OBJECTIF A: Indiquez si chacune des affirmations suivantes concorde avec le texte sur Failles : (i) le séisme du 12 janvier 2010 a ruiné Port-au-Prince et ses environs ; (ii) Émile Ollivier écrivait depuis son exil à Paris ; (iii) le livre compte 128 pages. Répondez par oui ou par non et citez à chaque fois les mots décisifs du texte.

PASSAGE DONNÉ:
Yanick Lahens

Failles

Sabine Wespieser

Paris, 2010

bibliothèque insulaire

   
Haïti
parutions 2010
Failles / Yanick Lahens. - Paris : Sabine Wespieser, 2010. - 128 p. ; 19 cm.
ISBN 978-2-84805-090-4
Mon ami, l'écrivain Émile Ollivier, aujourd'hui décédé, écrivait de son exil à Montréal : « Chaque matin, je m'éveille avec une douleur lancinante. J'ai beau prendre des analgésiques, je n'arrive pas à m'en défaire et chaque matin elle me prend à la gorge : Haïti, Haïti, comment va ta douleur ? » Il nous faut nous poser la même question mais l'étendre au monde : « Bonjour le monde, comment va ta douleur ? »

pp. 18-19

Le séisme du 12 janvier 2010 a ruiné Port-au-Prince et ses environs, tué et estropié sans mesure, brisé net l'amorce fragile d'un relèvement, laissé des millions de survivants sans abri et sans ressource face aux besoins élémentaires et à une nature rude. Le récit de Yanick Lahens donne la mesure du choc — de la sidération — qui a frappé le pays, mais retient surtout l'attention en relatant le prodigieux sursaut qui a suivi : on est au cœur de ce que René Char appelait « la santé du malheur » (p. 72). Dans cette veine, les leçons ne manquent pas ; ainsi ce jeune participant d'un atelier de réalisation vidéographique qui interpelle : « Yanick, c'est vrai que nous sommes forts dans l'art de la survie mais … Et si nous commencions simplement à vivre ? » (p. 142).

Données de placement des éléments:
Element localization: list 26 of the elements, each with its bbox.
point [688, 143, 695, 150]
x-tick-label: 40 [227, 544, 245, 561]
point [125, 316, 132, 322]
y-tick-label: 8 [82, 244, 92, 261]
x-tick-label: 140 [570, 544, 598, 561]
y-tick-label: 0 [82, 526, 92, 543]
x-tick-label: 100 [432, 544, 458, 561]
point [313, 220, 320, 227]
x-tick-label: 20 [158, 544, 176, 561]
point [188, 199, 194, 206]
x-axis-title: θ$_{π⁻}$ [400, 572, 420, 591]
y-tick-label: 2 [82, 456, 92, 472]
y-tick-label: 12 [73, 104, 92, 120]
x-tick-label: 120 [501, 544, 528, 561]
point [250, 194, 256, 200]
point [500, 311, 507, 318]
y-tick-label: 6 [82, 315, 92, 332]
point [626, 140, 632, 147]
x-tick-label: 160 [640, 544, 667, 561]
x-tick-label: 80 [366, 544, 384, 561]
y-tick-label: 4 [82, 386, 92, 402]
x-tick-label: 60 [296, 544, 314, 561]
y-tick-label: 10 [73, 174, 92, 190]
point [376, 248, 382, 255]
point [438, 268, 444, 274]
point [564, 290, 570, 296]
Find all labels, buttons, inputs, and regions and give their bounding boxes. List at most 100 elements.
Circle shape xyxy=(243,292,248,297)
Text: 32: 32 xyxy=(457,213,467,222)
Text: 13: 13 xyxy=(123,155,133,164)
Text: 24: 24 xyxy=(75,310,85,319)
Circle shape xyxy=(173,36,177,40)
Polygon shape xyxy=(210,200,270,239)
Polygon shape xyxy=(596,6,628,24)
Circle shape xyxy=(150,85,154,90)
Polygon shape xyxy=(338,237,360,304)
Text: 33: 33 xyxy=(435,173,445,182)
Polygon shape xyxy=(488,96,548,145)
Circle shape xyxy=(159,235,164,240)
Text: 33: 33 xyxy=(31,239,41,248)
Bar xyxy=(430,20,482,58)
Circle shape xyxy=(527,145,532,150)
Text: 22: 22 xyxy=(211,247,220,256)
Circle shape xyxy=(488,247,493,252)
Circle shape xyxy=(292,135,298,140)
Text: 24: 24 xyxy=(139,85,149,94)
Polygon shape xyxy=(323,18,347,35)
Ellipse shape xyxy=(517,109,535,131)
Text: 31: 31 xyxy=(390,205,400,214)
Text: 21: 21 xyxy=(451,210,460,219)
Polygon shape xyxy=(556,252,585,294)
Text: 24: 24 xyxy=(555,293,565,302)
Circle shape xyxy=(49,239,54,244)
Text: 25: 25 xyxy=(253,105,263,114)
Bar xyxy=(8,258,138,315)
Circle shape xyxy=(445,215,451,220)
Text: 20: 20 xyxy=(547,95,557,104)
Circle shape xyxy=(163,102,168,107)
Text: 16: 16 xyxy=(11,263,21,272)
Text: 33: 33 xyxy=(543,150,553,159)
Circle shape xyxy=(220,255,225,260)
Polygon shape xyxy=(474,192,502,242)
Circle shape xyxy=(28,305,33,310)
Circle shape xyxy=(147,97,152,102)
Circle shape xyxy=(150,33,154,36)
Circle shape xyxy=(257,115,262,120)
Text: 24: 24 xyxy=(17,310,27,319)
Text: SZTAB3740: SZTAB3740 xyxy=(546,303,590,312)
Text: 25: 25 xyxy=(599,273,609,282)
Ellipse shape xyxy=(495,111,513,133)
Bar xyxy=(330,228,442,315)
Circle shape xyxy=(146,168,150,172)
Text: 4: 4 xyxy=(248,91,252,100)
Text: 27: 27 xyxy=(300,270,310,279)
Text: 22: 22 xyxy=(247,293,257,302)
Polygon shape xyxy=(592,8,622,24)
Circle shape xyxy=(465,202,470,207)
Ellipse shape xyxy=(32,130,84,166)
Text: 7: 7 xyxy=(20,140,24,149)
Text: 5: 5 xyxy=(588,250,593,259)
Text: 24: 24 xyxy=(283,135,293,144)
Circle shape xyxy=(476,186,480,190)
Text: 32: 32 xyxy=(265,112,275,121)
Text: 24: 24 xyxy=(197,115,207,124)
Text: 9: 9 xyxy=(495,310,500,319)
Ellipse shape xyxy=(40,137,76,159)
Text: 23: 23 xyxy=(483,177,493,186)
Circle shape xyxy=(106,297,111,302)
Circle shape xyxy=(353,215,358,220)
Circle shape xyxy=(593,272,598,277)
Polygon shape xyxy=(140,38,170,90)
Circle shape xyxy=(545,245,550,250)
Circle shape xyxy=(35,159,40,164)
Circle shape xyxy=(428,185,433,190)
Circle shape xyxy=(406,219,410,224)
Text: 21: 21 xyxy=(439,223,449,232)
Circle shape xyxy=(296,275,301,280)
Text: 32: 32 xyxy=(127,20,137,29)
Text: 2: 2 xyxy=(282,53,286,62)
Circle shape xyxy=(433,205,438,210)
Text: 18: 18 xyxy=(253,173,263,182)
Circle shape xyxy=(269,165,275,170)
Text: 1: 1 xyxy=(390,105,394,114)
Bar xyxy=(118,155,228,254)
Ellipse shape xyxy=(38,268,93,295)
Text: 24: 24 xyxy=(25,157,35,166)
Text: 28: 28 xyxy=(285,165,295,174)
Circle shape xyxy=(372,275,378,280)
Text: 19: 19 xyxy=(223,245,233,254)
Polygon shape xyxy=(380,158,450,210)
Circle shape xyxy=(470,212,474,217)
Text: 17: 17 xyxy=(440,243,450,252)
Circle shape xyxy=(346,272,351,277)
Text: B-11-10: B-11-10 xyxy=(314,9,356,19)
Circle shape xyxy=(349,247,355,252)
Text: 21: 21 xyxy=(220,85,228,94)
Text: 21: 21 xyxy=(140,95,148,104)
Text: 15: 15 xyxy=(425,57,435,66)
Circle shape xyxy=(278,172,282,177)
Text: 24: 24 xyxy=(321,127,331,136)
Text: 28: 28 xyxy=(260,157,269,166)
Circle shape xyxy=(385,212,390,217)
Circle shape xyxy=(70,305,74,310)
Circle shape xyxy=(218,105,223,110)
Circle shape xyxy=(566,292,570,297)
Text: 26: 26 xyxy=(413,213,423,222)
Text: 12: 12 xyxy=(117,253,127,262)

OBJECTIF B: Sélectionnez chaque ligne de la liste qui contient le mot « elements ». La casse compte.

RÉSULTAT FINAL A:
(i) Oui : « Le séisme du 12 janvier 2010 a ruiné Port-au-Prince et ses environs ».
(ii) Non : « écrivait de son exil à Montréal ».
(iii) Oui : « 128 p. ».

RÉSULTAT FINAL B:
Element localization: list 26 of the elements, each with its bbox.
Find all labels, buttons, inputs, and regions and give their bounding boxes. List at most 100 elements.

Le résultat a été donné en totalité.